What is expected:
What is the count of lines that hold the word "page"? Give only the number.

Records to use:
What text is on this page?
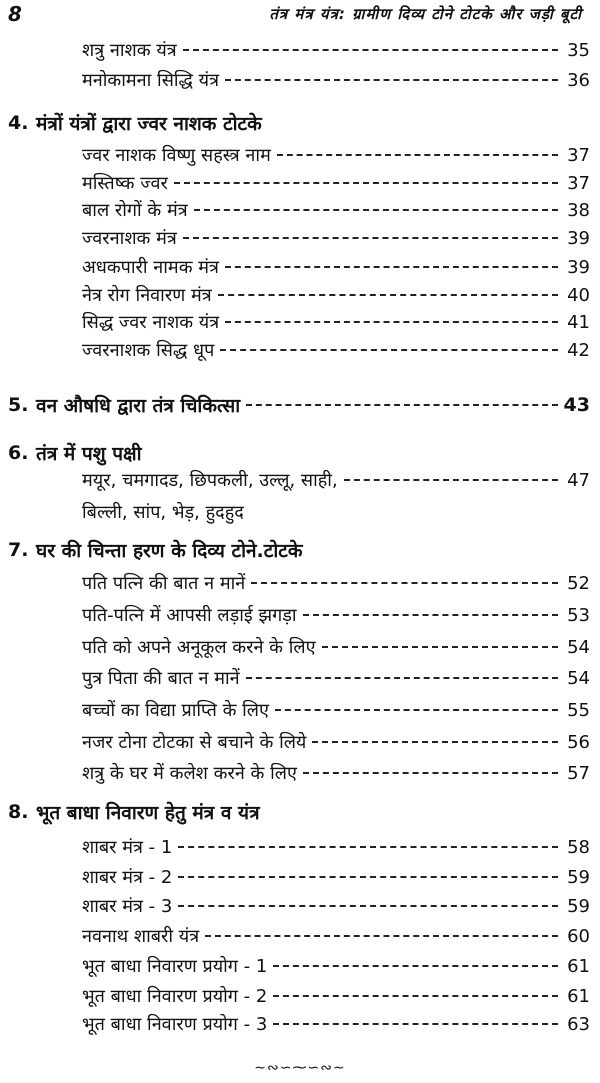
8	तंत्र मंत्र यंत्र: ग्रामीण दिव्य टोने टोटके और जड़ी बूटी
शत्रु नाशक यंत्र	35
मनोकामना सिद्धि यंत्र	36
4. मंत्रों यंत्रों द्वारा ज्वर नाशक टोटके
ज्वर नाशक विष्णु सहस्त्र नाम	37
मस्तिष्क ज्वर	37
बाल रोगों के मंत्र	38
ज्वरनाशक मंत्र	39
अधकपारी नामक मंत्र	39
नेत्र रोग निवारण मंत्र	40
सिद्ध ज्वर नाशक यंत्र	41
ज्वरनाशक सिद्ध धूप	42
5. वन औषधि द्वारा तंत्र चिकित्सा	43
6. तंत्र में पशु पक्षी
मयूर, चमगादड, छिपकली, उल्लू, साही,	47
बिल्ली, सांप, भेड़, हुदहुद
7. घर की चिन्ता हरण के दिव्य टोने.टोटके
पति पत्नि की बात न मानें	52
पति-पत्नि में आपसी लड़ाई झगड़ा	53
पति को अपने अनूकूल करने के लिए	54
पुत्र पिता की बात न मानें	54
बच्चों का विद्या प्राप्ति के लिए	55
नजर टोना टोटका से बचाने के लिये	56
शत्रु के घर में कलेश करने के लिए	57
8. भूत बाधा निवारण हेतु मंत्र व यंत्र
शाबर मंत्र - 1	58
शाबर मंत्र - 2	59
शाबर मंत्र - 3	59
नवनाथ शाबरी यंत्र	60
भूत बाधा निवारण प्रयोग - 1	61
भूत बाधा निवारण प्रयोग - 2	61
भूत बाधा निवारण प्रयोग - 3	63
∼∾∽⁓∽∾∼
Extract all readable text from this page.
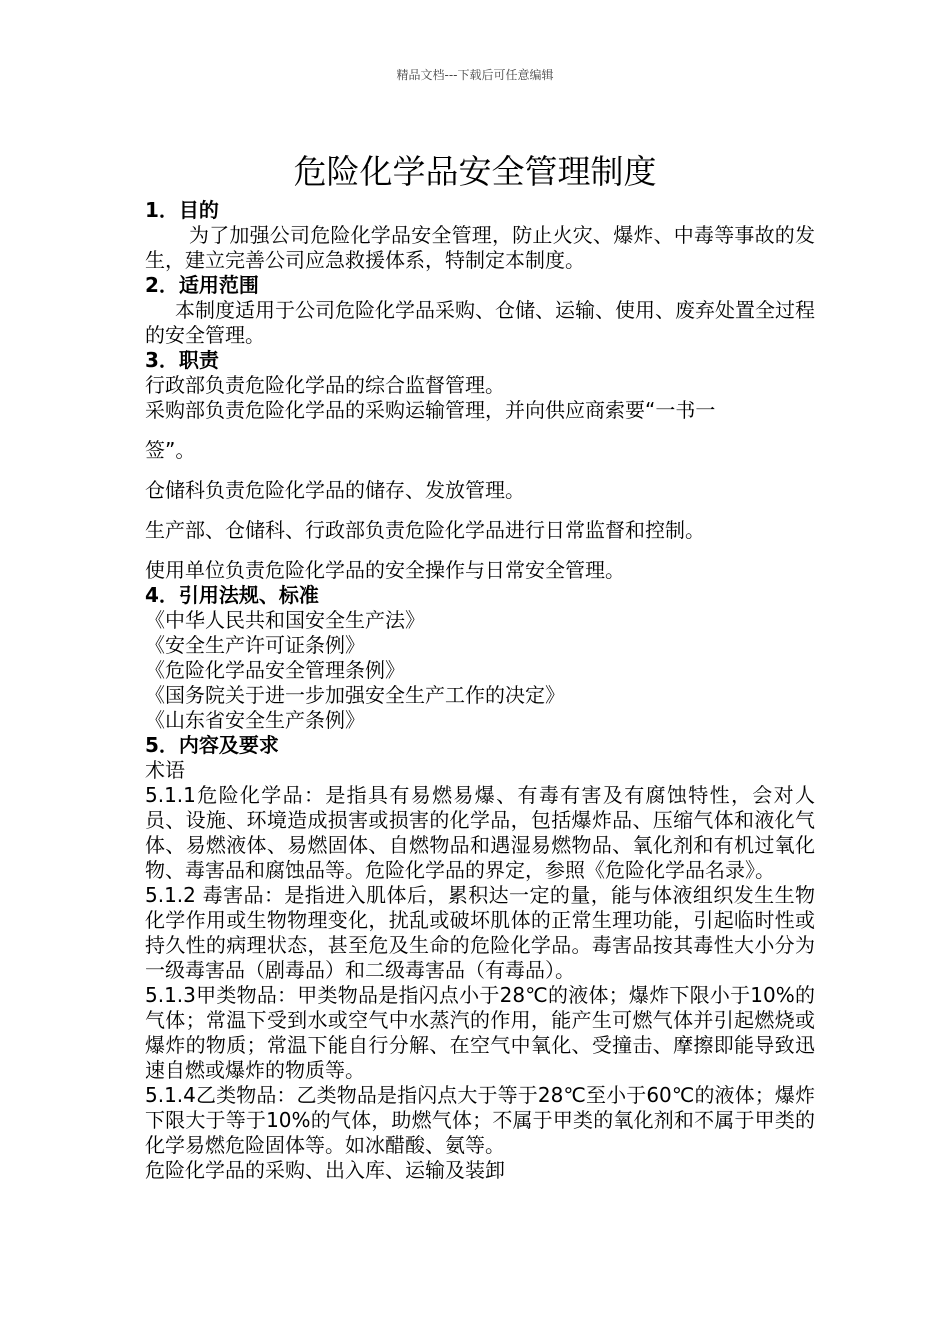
精品文档---下载后可任意编辑
危险化学品安全管理制度
1．目的

为了加强公司危险化学品安全管理，防止火灾、爆炸、中毒等事故的发生，建立完善公司应急救援体系，特制定本制度。

2．适用范围

本制度适用于公司危险化学品采购、仓储、运输、使用、废弃处置全过程的安全管理。

3．职责
行政部负责危险化学品的综合监督管理。
采购部负责危险化学品的采购运输管理，并向供应商索要“一书一
签”。
仓储科负责危险化学品的储存、发放管理。
生产部、仓储科、行政部负责危险化学品进行日常监督和控制。
使用单位负责危险化学品的安全操作与日常安全管理。
4．引用法规、标准
《中华人民共和国安全生产法》
《安全生产许可证条例》
《危险化学品安全管理条例》
《国务院关于进一步加强安全生产工作的决定》
《山东省安全生产条例》
5．内容及要求
术语

5.1.1危险化学品：是指具有易燃易爆、有毒有害及有腐蚀特性，会对人员、设施、环境造成损害或损害的化学品，包括爆炸品、压缩气体和液化气体、易燃液体、易燃固体、自燃物品和遇湿易燃物品、氧化剂和有机过氧化物、毒害品和腐蚀品等。危险化学品的界定，参照《危险化学品名录》。

5.1.2 毒害品：是指进入肌体后，累积达一定的量，能与体液组织发生生物化学作用或生物物理变化，扰乱或破坏肌体的正常生理功能，引起临时性或持久性的病理状态，甚至危及生命的危险化学品。毒害品按其毒性大小分为一级毒害品（剧毒品）和二级毒害品（有毒品）。

5.1.3甲类物品：甲类物品是指闪点小于28℃的液体；爆炸下限小于10%的气体；常温下受到水或空气中水蒸汽的作用，能产生可燃气体并引起燃烧或爆炸的物质；常温下能自行分解、在空气中氧化、受撞击、摩擦即能导致迅速自燃或爆炸的物质等。

5.1.4乙类物品：乙类物品是指闪点大于等于28℃至小于60℃的液体；爆炸下限大于等于10%的气体，助燃气体；不属于甲类的氧化剂和不属于甲类的化学易燃危险固体等。如冰醋酸、氨等。

危险化学品的采购、出入库、运输及装卸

Task output:
2